*THE REQUEST*
Copy the entries below word for word, starting at the line with "Decompose this app" and ending at the line with "button[interactable]: Volume down". Leave out the pictures.

** START DATASET ENTRIES **

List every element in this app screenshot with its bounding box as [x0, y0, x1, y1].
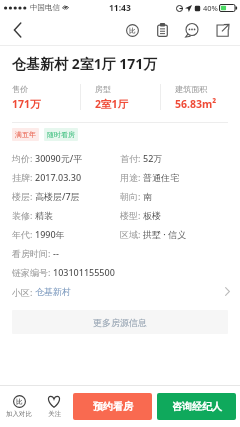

** END DATASET ENTRIES **
** START DATASET ENTRIES **

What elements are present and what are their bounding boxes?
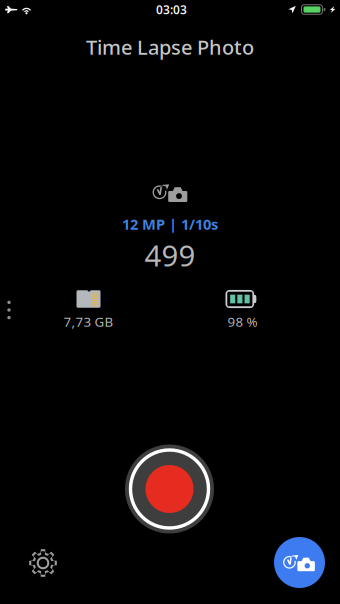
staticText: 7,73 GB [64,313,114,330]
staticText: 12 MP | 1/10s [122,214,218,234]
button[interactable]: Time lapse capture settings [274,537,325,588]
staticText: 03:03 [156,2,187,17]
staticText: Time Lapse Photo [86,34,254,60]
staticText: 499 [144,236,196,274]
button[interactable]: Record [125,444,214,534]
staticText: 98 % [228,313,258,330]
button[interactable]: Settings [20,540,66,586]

** END DATASET ENTRIES **
** START DATASET ENTRIES **

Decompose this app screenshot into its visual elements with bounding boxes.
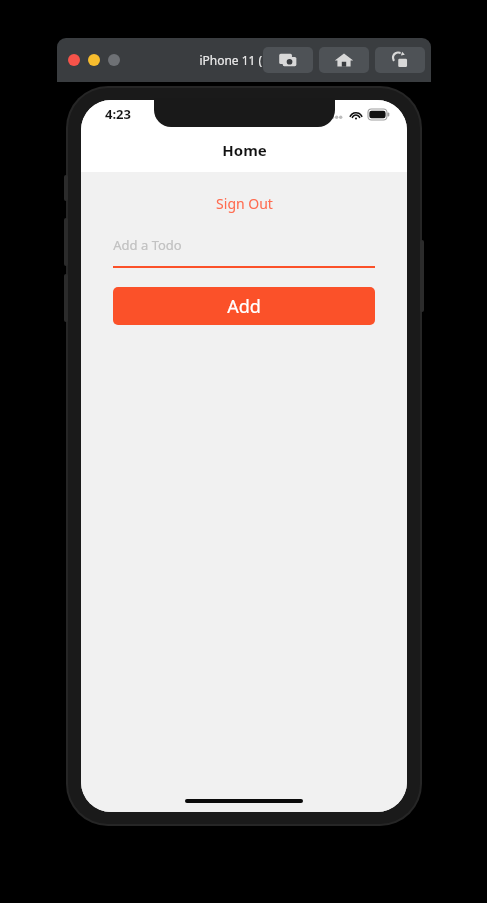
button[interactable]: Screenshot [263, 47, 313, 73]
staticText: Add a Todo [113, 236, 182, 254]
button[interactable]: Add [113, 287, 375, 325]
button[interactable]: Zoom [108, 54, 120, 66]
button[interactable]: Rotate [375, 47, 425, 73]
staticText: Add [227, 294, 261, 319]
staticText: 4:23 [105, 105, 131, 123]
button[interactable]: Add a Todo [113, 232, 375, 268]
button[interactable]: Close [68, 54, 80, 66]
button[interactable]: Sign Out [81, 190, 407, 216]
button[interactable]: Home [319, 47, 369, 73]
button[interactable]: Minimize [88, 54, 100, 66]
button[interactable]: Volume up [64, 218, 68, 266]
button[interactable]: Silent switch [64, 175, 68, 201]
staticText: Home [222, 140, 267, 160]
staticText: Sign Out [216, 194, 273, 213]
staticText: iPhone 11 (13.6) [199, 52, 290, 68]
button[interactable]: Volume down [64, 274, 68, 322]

** END DATASET ENTRIES **

*FINAL RESULT*
Decompose this app screenshot into its visual elements with bounding boxes.
button[interactable]: Screenshot [263, 47, 313, 73]
staticText: Add a Todo [113, 236, 182, 254]
button[interactable]: Add [113, 287, 375, 325]
button[interactable]: Zoom [108, 54, 120, 66]
button[interactable]: Rotate [375, 47, 425, 73]
staticText: Add [227, 294, 261, 319]
staticText: 4:23 [105, 105, 131, 123]
button[interactable]: Add a Todo [113, 232, 375, 268]
button[interactable]: Close [68, 54, 80, 66]
button[interactable]: Sign Out [81, 190, 407, 216]
button[interactable]: Home [319, 47, 369, 73]
button[interactable]: Minimize [88, 54, 100, 66]
button[interactable]: Volume up [64, 218, 68, 266]
button[interactable]: Silent switch [64, 175, 68, 201]
staticText: Home [222, 140, 267, 160]
staticText: Sign Out [216, 194, 273, 213]
staticText: iPhone 11 (13.6) [199, 52, 290, 68]
button[interactable]: Volume down [64, 274, 68, 322]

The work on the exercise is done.